● TO BE DONE: Without changing a character, return the entries, but not the images they hold.

+--

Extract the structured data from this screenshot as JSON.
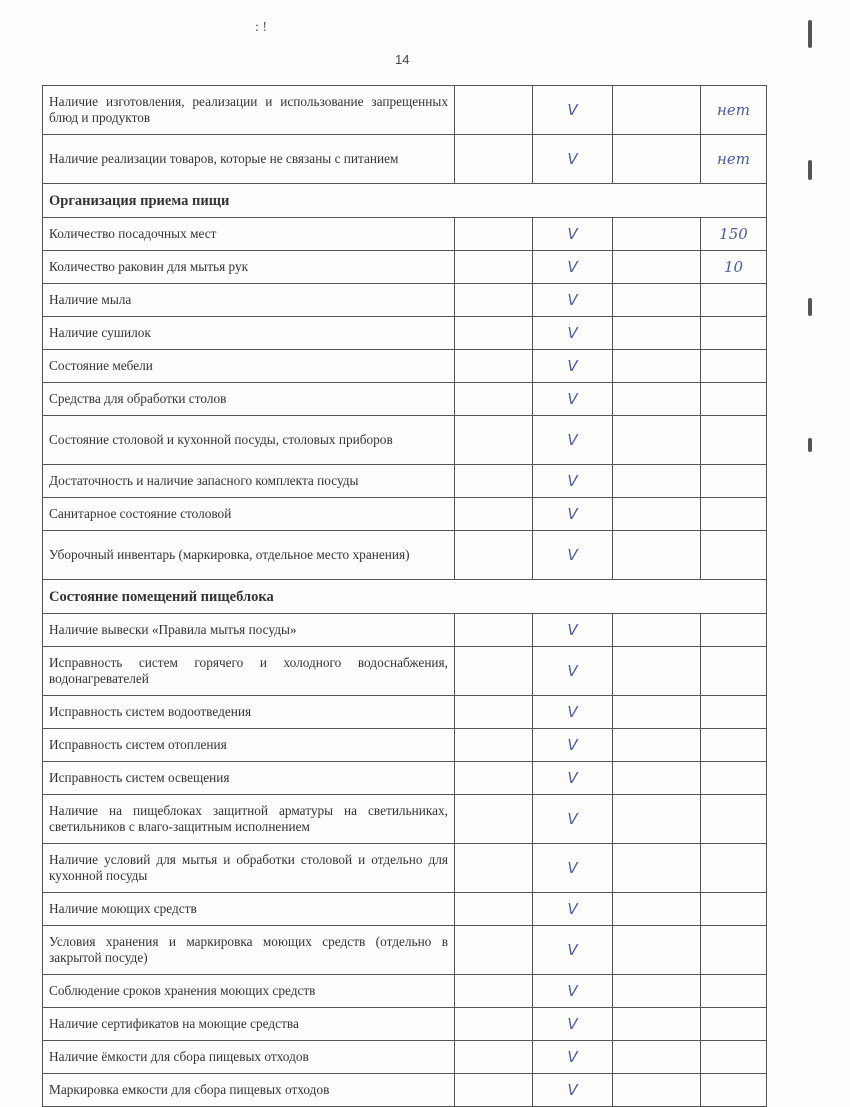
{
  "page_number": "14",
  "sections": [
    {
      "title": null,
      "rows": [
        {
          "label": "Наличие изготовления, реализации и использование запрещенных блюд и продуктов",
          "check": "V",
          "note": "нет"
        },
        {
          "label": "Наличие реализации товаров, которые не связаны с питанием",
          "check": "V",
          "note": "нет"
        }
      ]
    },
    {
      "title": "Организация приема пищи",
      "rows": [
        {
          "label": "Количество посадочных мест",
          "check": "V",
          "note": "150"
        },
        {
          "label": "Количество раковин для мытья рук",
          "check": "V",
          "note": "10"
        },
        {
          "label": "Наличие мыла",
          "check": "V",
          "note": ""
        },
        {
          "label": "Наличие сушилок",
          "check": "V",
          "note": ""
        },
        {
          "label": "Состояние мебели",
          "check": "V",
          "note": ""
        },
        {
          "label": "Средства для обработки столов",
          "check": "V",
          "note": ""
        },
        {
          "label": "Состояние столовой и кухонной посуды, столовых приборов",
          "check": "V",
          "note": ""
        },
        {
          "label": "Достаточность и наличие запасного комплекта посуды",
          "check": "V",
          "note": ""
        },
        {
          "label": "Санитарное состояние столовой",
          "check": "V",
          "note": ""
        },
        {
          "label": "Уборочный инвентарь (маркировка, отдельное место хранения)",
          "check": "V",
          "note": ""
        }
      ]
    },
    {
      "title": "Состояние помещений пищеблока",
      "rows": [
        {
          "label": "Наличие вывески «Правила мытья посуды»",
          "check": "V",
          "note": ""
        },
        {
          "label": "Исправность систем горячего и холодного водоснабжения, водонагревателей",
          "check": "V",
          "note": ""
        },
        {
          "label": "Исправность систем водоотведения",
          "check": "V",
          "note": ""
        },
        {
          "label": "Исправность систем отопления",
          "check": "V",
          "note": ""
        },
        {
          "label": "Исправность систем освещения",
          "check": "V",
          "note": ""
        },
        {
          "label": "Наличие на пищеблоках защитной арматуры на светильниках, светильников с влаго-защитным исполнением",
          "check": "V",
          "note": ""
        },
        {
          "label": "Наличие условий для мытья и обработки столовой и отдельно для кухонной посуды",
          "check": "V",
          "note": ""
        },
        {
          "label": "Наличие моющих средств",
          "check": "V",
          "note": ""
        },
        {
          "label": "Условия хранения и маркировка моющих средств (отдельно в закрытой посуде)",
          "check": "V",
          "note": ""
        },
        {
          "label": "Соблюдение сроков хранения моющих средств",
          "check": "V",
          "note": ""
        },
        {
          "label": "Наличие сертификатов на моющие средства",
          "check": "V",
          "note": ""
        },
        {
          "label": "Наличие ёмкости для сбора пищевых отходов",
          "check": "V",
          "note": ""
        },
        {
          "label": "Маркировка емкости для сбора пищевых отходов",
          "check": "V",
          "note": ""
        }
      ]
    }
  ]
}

+--

● SOLUTION TO THIS PROBLEM:
Extract the structured data from this screenshot as JSON.
{
  "page_number": "14",
  "sections": [
    {
      "title": null,
      "rows": [
        {
          "label": "Наличие изготовления, реализации и использование запрещенных блюд и продуктов",
          "check": "V",
          "note": "нет"
        },
        {
          "label": "Наличие реализации товаров, которые не связаны с питанием",
          "check": "V",
          "note": "нет"
        }
      ]
    },
    {
      "title": "Организация приема пищи",
      "rows": [
        {
          "label": "Количество посадочных мест",
          "check": "V",
          "note": "150"
        },
        {
          "label": "Количество раковин для мытья рук",
          "check": "V",
          "note": "10"
        },
        {
          "label": "Наличие мыла",
          "check": "V",
          "note": ""
        },
        {
          "label": "Наличие сушилок",
          "check": "V",
          "note": ""
        },
        {
          "label": "Состояние мебели",
          "check": "V",
          "note": ""
        },
        {
          "label": "Средства для обработки столов",
          "check": "V",
          "note": ""
        },
        {
          "label": "Состояние столовой и кухонной посуды, столовых приборов",
          "check": "V",
          "note": ""
        },
        {
          "label": "Достаточность и наличие запасного комплекта посуды",
          "check": "V",
          "note": ""
        },
        {
          "label": "Санитарное состояние столовой",
          "check": "V",
          "note": ""
        },
        {
          "label": "Уборочный инвентарь (маркировка, отдельное место хранения)",
          "check": "V",
          "note": ""
        }
      ]
    },
    {
      "title": "Состояние помещений пищеблока",
      "rows": [
        {
          "label": "Наличие вывески «Правила мытья посуды»",
          "check": "V",
          "note": ""
        },
        {
          "label": "Исправность систем горячего и холодного водоснабжения, водонагревателей",
          "check": "V",
          "note": ""
        },
        {
          "label": "Исправность систем водоотведения",
          "check": "V",
          "note": ""
        },
        {
          "label": "Исправность систем отопления",
          "check": "V",
          "note": ""
        },
        {
          "label": "Исправность систем освещения",
          "check": "V",
          "note": ""
        },
        {
          "label": "Наличие на пищеблоках защитной арматуры на светильниках, светильников с влаго-защитным исполнением",
          "check": "V",
          "note": ""
        },
        {
          "label": "Наличие условий для мытья и обработки столовой и отдельно для кухонной посуды",
          "check": "V",
          "note": ""
        },
        {
          "label": "Наличие моющих средств",
          "check": "V",
          "note": ""
        },
        {
          "label": "Условия хранения и маркировка моющих средств (отдельно в закрытой посуде)",
          "check": "V",
          "note": ""
        },
        {
          "label": "Соблюдение сроков хранения моющих средств",
          "check": "V",
          "note": ""
        },
        {
          "label": "Наличие сертификатов на моющие средства",
          "check": "V",
          "note": ""
        },
        {
          "label": "Наличие ёмкости для сбора пищевых отходов",
          "check": "V",
          "note": ""
        },
        {
          "label": "Маркировка емкости для сбора пищевых отходов",
          "check": "V",
          "note": ""
        }
      ]
    }
  ]
}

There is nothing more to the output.